Request:
Transcribe the material in full. Nothing should differ except that the pictures are left out.

Supplied entries:
▼

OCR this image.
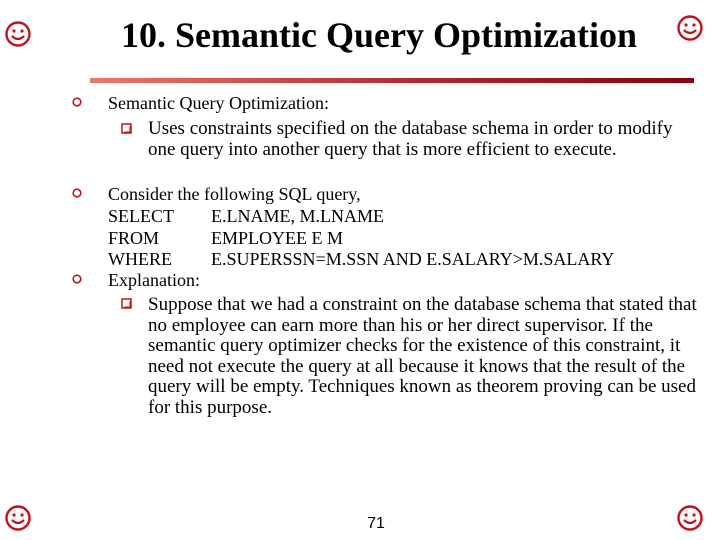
10. Semantic Query Optimization
Semantic Query Optimization:
Uses constraints specified on the database schema in order to modify one query into another query that is more efficient to execute.
Consider the following SQL query,
SELECT E.LNAME, M.LNAME
FROM	EMPLOYEE E M
WHERE E.SUPERSSN=M.SSN AND E.SALARY>M.SALARY
Explanation:
Suppose that we had a constraint on the database schema that stated that no employee can earn more than his or her direct supervisor. If the semantic query optimizer checks for the existence of this constraint, it need not execute the query at all because it knows that the result of the query will be empty. Techniques known as theorem proving can be used for this purpose.
71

▲

The result:
OCR this image.
10. Semantic Query Optimization
Semantic Query Optimization:
Uses constraints specified on the database schema in order to modify one query into another query that is more efficient to execute.
Consider the following SQL query,
SELECT E.LNAME, M.LNAME
FROM	EMPLOYEE E M
WHERE E.SUPERSSN=M.SSN AND E.SALARY>M.SALARY
Explanation:
Suppose that we had a constraint on the database schema that stated that no employee can earn more than his or her direct supervisor. If the semantic query optimizer checks for the existence of this constraint, it need not execute the query at all because it knows that the result of the query will be empty. Techniques known as theorem proving can be used for this purpose.
71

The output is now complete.